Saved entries
--- begin ---
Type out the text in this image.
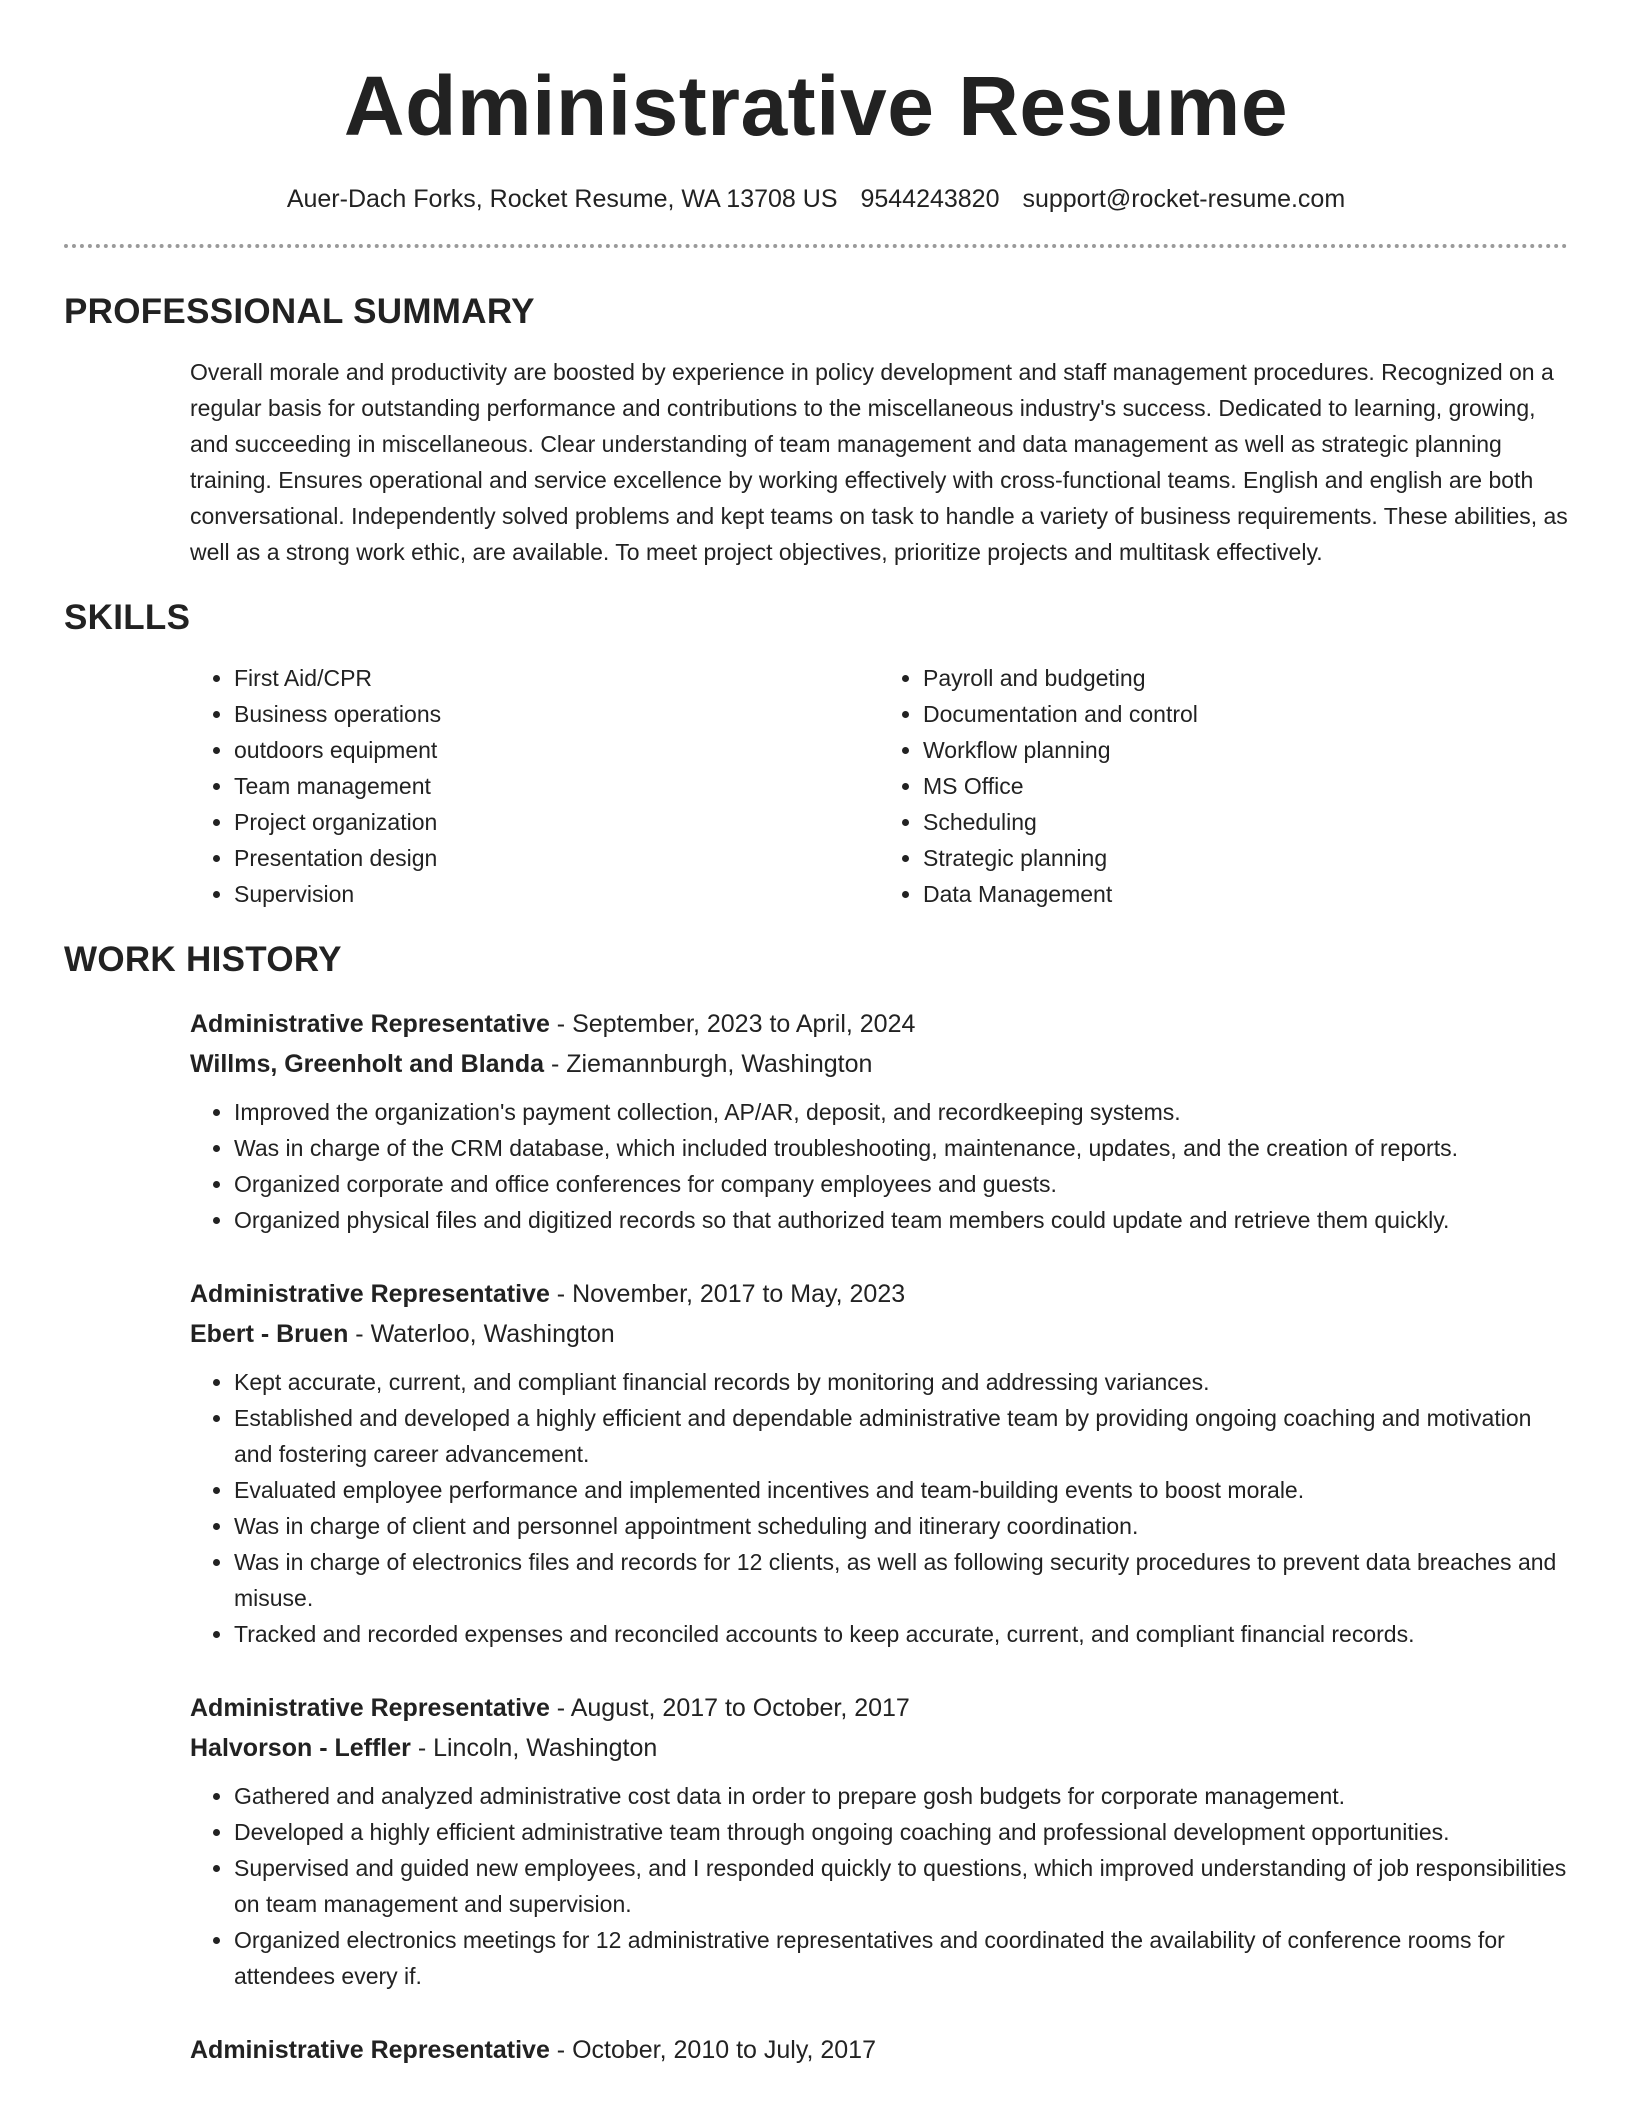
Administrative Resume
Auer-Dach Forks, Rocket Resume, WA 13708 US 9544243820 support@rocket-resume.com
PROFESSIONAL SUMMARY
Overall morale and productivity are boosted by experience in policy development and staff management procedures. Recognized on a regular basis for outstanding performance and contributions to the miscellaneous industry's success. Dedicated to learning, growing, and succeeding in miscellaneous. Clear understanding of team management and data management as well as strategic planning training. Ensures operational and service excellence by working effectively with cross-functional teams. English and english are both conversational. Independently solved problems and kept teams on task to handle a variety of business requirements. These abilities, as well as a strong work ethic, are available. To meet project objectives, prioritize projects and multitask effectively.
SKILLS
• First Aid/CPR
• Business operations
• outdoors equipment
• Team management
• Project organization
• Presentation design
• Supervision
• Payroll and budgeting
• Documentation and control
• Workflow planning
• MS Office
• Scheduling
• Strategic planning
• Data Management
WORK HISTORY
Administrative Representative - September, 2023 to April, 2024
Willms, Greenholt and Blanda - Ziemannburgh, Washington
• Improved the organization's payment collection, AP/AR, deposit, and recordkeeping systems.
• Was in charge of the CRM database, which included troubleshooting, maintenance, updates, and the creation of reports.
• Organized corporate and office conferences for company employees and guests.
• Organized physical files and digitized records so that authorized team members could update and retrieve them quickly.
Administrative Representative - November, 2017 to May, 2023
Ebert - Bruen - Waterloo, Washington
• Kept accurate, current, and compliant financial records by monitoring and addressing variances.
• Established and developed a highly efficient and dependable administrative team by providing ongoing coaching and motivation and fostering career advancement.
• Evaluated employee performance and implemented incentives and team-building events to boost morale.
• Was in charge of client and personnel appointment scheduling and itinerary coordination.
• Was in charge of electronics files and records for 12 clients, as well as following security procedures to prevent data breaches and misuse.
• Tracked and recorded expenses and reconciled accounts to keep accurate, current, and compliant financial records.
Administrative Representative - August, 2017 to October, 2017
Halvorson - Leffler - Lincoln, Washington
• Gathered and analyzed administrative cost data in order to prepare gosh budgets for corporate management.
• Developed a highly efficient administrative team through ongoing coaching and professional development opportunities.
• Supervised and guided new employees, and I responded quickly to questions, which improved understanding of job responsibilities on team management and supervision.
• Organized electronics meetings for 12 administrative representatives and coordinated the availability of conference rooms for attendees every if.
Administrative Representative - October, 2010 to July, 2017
--- end ---
--- begin ---
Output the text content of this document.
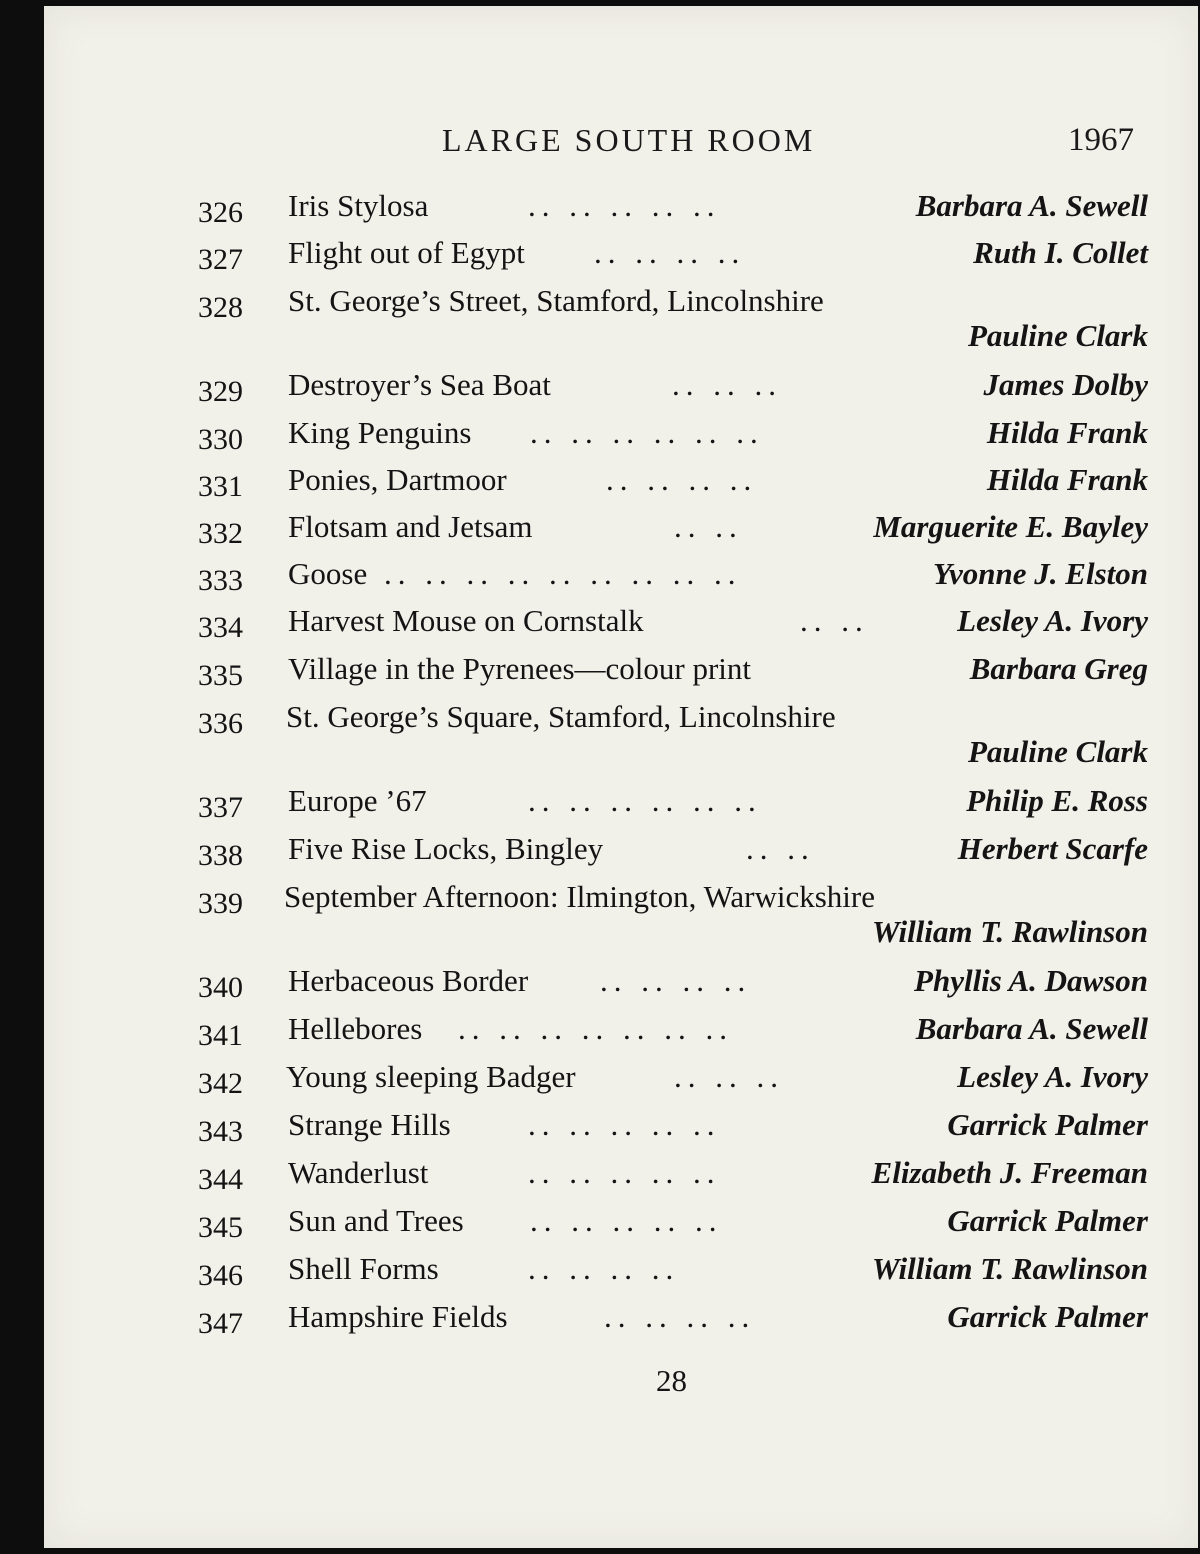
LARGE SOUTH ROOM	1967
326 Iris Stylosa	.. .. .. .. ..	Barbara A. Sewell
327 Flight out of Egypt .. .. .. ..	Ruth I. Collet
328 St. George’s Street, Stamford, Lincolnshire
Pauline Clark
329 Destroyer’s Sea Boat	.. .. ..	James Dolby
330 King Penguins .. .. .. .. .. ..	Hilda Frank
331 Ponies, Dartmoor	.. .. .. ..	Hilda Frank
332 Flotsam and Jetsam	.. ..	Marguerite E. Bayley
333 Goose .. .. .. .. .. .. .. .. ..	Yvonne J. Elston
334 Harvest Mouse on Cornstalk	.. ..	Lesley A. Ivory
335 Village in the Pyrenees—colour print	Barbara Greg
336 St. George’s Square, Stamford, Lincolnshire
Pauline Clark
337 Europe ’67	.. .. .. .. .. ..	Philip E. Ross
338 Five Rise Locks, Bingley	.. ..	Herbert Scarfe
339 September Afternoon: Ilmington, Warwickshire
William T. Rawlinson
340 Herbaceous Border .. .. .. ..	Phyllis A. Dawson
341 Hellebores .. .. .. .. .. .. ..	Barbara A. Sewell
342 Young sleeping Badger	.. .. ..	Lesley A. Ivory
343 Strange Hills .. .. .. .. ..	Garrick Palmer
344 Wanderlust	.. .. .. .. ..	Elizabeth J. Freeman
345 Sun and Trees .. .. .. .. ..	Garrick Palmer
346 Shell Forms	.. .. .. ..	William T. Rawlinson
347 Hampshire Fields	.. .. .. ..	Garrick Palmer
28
--- end ---
--- begin ---
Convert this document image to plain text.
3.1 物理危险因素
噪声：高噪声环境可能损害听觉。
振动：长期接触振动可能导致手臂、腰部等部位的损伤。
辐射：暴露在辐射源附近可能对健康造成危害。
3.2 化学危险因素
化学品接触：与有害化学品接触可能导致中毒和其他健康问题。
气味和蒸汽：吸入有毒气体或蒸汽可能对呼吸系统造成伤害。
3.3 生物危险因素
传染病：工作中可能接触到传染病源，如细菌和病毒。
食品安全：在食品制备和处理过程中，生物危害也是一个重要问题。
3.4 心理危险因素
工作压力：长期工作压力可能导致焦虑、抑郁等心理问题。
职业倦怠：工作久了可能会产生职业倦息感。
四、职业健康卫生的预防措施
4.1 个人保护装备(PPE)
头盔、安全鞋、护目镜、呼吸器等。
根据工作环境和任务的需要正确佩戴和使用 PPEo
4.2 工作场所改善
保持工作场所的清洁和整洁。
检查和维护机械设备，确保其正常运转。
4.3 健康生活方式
--- end ---
State how many lines of the records hold the string "Palmer", and nothing else.

3